TASK STATEMENT ::
Only the pictures are omitted; repeat all other data exactly.
--- begin INFORMATION SUPPLIED ---
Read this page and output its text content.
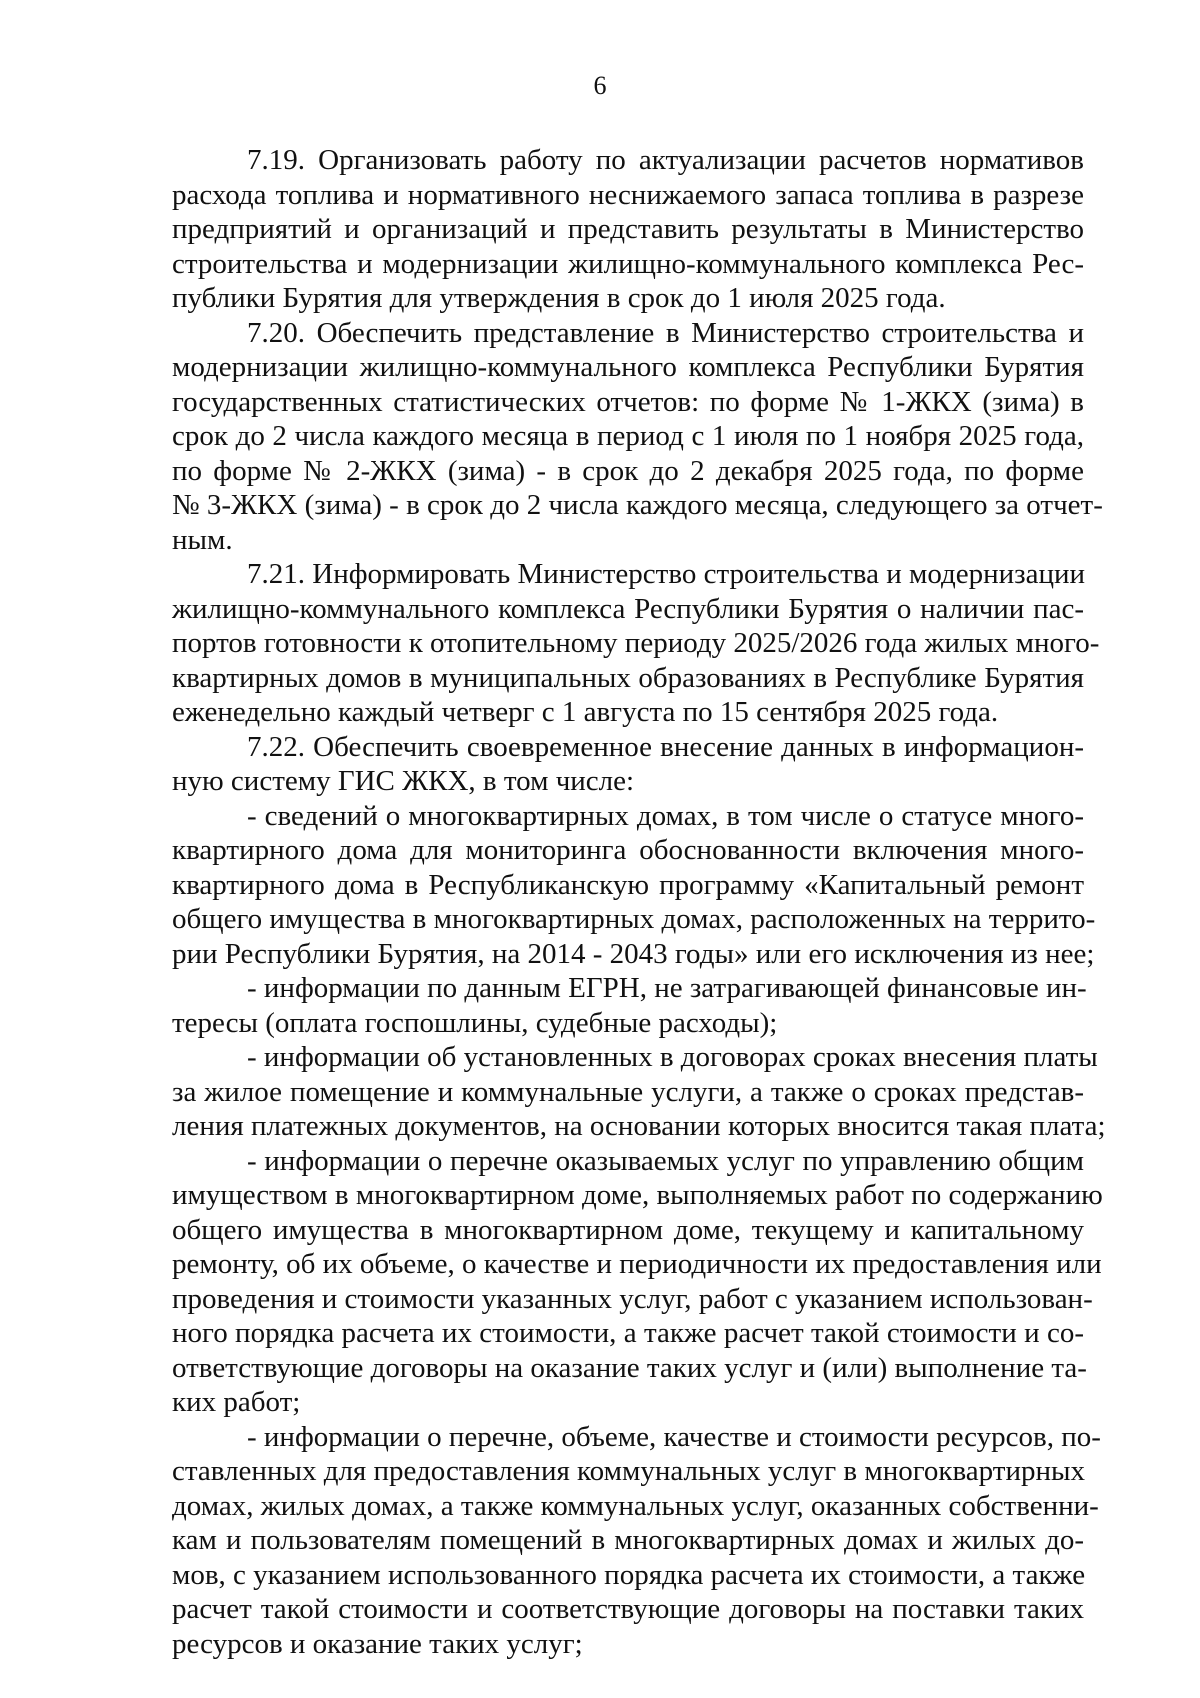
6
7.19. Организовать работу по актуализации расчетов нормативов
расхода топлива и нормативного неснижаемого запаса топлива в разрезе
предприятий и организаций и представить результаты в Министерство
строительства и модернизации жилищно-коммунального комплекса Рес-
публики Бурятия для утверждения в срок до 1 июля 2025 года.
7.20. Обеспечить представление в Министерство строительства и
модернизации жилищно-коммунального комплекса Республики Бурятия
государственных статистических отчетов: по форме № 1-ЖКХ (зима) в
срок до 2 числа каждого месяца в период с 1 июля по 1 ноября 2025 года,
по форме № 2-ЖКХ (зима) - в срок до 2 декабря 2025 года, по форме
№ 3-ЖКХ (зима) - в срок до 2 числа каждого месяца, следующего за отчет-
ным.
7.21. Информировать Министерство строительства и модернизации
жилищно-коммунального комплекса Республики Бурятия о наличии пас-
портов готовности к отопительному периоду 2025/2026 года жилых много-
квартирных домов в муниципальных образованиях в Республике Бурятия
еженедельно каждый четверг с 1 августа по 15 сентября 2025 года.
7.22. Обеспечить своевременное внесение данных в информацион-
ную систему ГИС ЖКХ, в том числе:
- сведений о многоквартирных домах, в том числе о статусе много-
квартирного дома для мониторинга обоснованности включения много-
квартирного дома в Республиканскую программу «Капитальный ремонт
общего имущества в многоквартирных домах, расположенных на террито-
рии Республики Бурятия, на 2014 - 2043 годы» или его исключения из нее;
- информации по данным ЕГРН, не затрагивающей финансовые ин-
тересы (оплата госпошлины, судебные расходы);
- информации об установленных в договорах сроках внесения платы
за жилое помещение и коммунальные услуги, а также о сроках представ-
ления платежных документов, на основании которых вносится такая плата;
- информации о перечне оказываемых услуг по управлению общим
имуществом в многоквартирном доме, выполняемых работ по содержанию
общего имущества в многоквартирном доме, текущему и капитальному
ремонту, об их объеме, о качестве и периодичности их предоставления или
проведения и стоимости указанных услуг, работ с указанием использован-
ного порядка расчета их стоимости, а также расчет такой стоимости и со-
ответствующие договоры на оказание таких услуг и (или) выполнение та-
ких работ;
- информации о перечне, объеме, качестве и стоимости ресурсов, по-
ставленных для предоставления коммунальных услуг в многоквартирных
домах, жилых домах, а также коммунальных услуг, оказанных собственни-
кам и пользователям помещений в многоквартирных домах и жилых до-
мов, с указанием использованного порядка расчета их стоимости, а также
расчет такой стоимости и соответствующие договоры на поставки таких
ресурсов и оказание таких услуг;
--- end INFORMATION SUPPLIED ---
TASK RESULT ::
Read this page and output its text content.
6
7.19. Организовать работу по актуализации расчетов нормативов
расхода топлива и нормативного неснижаемого запаса топлива в разрезе
предприятий и организаций и представить результаты в Министерство
строительства и модернизации жилищно-коммунального комплекса Рес-
публики Бурятия для утверждения в срок до 1 июля 2025 года.
7.20. Обеспечить представление в Министерство строительства и
модернизации жилищно-коммунального комплекса Республики Бурятия
государственных статистических отчетов: по форме № 1-ЖКХ (зима) в
срок до 2 числа каждого месяца в период с 1 июля по 1 ноября 2025 года,
по форме № 2-ЖКХ (зима) - в срок до 2 декабря 2025 года, по форме
№ 3-ЖКХ (зима) - в срок до 2 числа каждого месяца, следующего за отчет-
ным.
7.21. Информировать Министерство строительства и модернизации
жилищно-коммунального комплекса Республики Бурятия о наличии пас-
портов готовности к отопительному периоду 2025/2026 года жилых много-
квартирных домов в муниципальных образованиях в Республике Бурятия
еженедельно каждый четверг с 1 августа по 15 сентября 2025 года.
7.22. Обеспечить своевременное внесение данных в информацион-
ную систему ГИС ЖКХ, в том числе:
- сведений о многоквартирных домах, в том числе о статусе много-
квартирного дома для мониторинга обоснованности включения много-
квартирного дома в Республиканскую программу «Капитальный ремонт
общего имущества в многоквартирных домах, расположенных на террито-
рии Республики Бурятия, на 2014 - 2043 годы» или его исключения из нее;
- информации по данным ЕГРН, не затрагивающей финансовые ин-
тересы (оплата госпошлины, судебные расходы);
- информации об установленных в договорах сроках внесения платы
за жилое помещение и коммунальные услуги, а также о сроках представ-
ления платежных документов, на основании которых вносится такая плата;
- информации о перечне оказываемых услуг по управлению общим
имуществом в многоквартирном доме, выполняемых работ по содержанию
общего имущества в многоквартирном доме, текущему и капитальному
ремонту, об их объеме, о качестве и периодичности их предоставления или
проведения и стоимости указанных услуг, работ с указанием использован-
ного порядка расчета их стоимости, а также расчет такой стоимости и со-
ответствующие договоры на оказание таких услуг и (или) выполнение та-
ких работ;
- информации о перечне, объеме, качестве и стоимости ресурсов, по-
ставленных для предоставления коммунальных услуг в многоквартирных
домах, жилых домах, а также коммунальных услуг, оказанных собственни-
кам и пользователям помещений в многоквартирных домах и жилых до-
мов, с указанием использованного порядка расчета их стоимости, а также
расчет такой стоимости и соответствующие договоры на поставки таких
ресурсов и оказание таких услуг;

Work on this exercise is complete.